TASK: Please find all lines in the data that hold the string "anemia" and copy them.

BEGIN

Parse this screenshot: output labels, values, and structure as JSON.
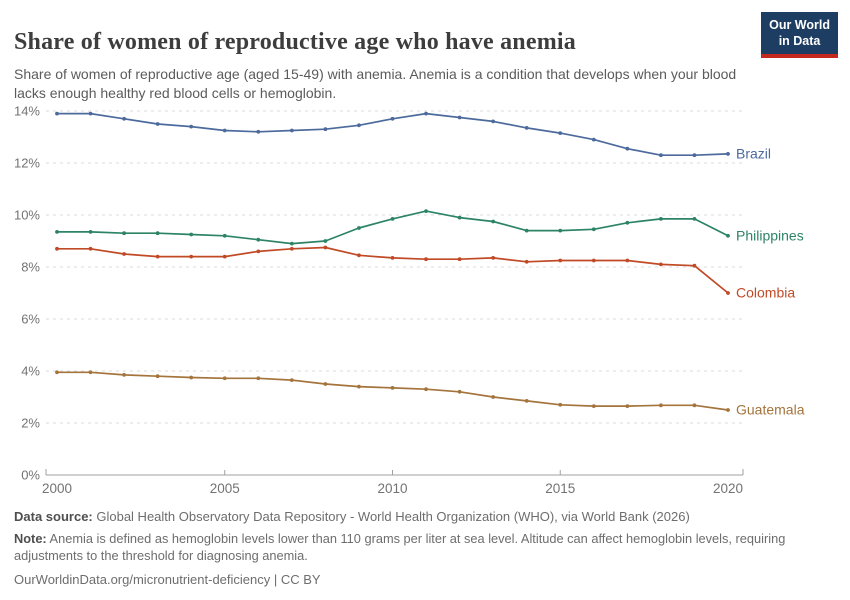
{
  "header": {
    "title": "Share of women of reproductive age who have anemia",
    "subtitle": "Share of women of reproductive age (aged 15-49) with anemia. Anemia is a condition that develops when your blood lacks enough healthy red blood cells or hemoglobin.",
    "logo": {
      "line1": "Our World",
      "line2": "in Data"
    }
  },
  "chart_data": {
    "type": "line",
    "title": "Share of women of reproductive age who have anemia",
    "x": [
      2000,
      2001,
      2002,
      2003,
      2004,
      2005,
      2006,
      2007,
      2008,
      2009,
      2010,
      2011,
      2012,
      2013,
      2014,
      2015,
      2016,
      2017,
      2018,
      2019,
      2020
    ],
    "series": [
      {
        "name": "Brazil",
        "color": "#4C6A9C",
        "values": [
          13.9,
          13.9,
          13.7,
          13.5,
          13.4,
          13.25,
          13.2,
          13.25,
          13.3,
          13.45,
          13.7,
          13.9,
          13.75,
          13.6,
          13.35,
          13.15,
          12.9,
          12.55,
          12.3,
          12.3,
          12.35
        ]
      },
      {
        "name": "Philippines",
        "color": "#2C8465",
        "values": [
          9.35,
          9.35,
          9.3,
          9.3,
          9.25,
          9.2,
          9.05,
          8.9,
          9.0,
          9.5,
          9.85,
          10.15,
          9.9,
          9.75,
          9.4,
          9.4,
          9.45,
          9.7,
          9.85,
          9.85,
          9.2
        ]
      },
      {
        "name": "Colombia",
        "color": "#C14A26",
        "values": [
          8.7,
          8.7,
          8.5,
          8.4,
          8.4,
          8.4,
          8.6,
          8.7,
          8.75,
          8.45,
          8.35,
          8.3,
          8.3,
          8.35,
          8.2,
          8.25,
          8.25,
          8.25,
          8.1,
          8.05,
          7.0
        ]
      },
      {
        "name": "Guatemala",
        "color": "#A4743C",
        "values": [
          3.95,
          3.95,
          3.85,
          3.8,
          3.75,
          3.72,
          3.72,
          3.65,
          3.5,
          3.4,
          3.35,
          3.3,
          3.2,
          3.0,
          2.85,
          2.7,
          2.65,
          2.65,
          2.68,
          2.68,
          2.5
        ]
      }
    ],
    "ylim": [
      0,
      14
    ],
    "yticks": [
      0,
      2,
      4,
      6,
      8,
      10,
      12,
      14
    ],
    "ytick_suffix": "%",
    "xticks": [
      2000,
      2005,
      2010,
      2015,
      2020
    ],
    "grid": true,
    "legend_position": "end-of-line"
  },
  "footer": {
    "data_source_label": "Data source:",
    "data_source_text": " Global Health Observatory Data Repository - World Health Organization (WHO), via World Bank (2026)",
    "note_label": "Note:",
    "note_text": " Anemia is defined as hemoglobin levels lower than 110 grams per liter at sea level. Altitude can affect hemoglobin levels, requiring adjustments to the threshold for diagnosing anemia.",
    "attribution": "OurWorldinData.org/micronutrient-deficiency | CC BY"
  },
  "colors": {
    "title": "#3d3d3d",
    "subtitle": "#5b5b5b",
    "grid": "#DBDBDB",
    "axis": "#A0A0A0",
    "tick_label": "#737373",
    "logo_bg": "#1D3D63",
    "logo_bar": "#C5281C"
  }
}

END

COMPLETED EXERCISE:
    "title": "Share of women of reproductive age who have anemia",
    "subtitle": "Share of women of reproductive age (aged 15-49) with anemia. Anemia is a condition that develops when your blood lacks enough healthy red blood cells or hemoglobin.",
    "title": "Share of women of reproductive age who have anemia",
    "note_text": " Anemia is defined as hemoglobin levels lower than 110 grams per liter at sea level. Altitude can affect hemoglobin levels, requiring adjustments to the threshold for diagnosing anemia.",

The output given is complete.